>> start RECORDS SHOWN

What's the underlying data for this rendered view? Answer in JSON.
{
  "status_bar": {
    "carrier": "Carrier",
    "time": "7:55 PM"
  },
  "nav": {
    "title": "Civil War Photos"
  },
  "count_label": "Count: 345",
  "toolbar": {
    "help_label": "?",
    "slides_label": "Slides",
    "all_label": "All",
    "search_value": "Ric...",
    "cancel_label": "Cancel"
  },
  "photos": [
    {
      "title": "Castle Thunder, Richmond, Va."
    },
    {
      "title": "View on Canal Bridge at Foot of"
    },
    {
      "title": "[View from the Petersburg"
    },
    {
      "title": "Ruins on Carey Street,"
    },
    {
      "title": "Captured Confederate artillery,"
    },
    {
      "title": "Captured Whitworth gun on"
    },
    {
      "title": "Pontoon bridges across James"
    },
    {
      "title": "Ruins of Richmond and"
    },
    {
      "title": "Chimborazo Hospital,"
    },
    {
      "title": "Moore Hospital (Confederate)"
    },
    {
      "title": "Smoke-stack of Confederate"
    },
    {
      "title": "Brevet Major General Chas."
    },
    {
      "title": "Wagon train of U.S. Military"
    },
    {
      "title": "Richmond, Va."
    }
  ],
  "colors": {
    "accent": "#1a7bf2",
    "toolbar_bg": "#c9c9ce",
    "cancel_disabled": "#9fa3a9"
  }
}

>> end RECORDS SHOWN

Extract all of the material exactly as it is written.

**EXERCISE OUTPUT:**
What's the underlying data for this rendered view? Answer in JSON.
{
  "status_bar": {
    "carrier": "Carrier",
    "time": "7:55 PM"
  },
  "nav": {
    "title": "Civil War Photos"
  },
  "count_label": "Count: 345",
  "toolbar": {
    "help_label": "?",
    "slides_label": "Slides",
    "all_label": "All",
    "search_value": "Ric...",
    "cancel_label": "Cancel"
  },
  "photos": [
    {
      "title": "Castle Thunder, Richmond, Va."
    },
    {
      "title": "View on Canal Bridge at Foot of"
    },
    {
      "title": "[View from the Petersburg"
    },
    {
      "title": "Ruins on Carey Street,"
    },
    {
      "title": "Captured Confederate artillery,"
    },
    {
      "title": "Captured Whitworth gun on"
    },
    {
      "title": "Pontoon bridges across James"
    },
    {
      "title": "Ruins of Richmond and"
    },
    {
      "title": "Chimborazo Hospital,"
    },
    {
      "title": "Moore Hospital (Confederate)"
    },
    {
      "title": "Smoke-stack of Confederate"
    },
    {
      "title": "Brevet Major General Chas."
    },
    {
      "title": "Wagon train of U.S. Military"
    },
    {
      "title": "Richmond, Va."
    }
  ],
  "colors": {
    "accent": "#1a7bf2",
    "toolbar_bg": "#c9c9ce",
    "cancel_disabled": "#9fa3a9"
  }
}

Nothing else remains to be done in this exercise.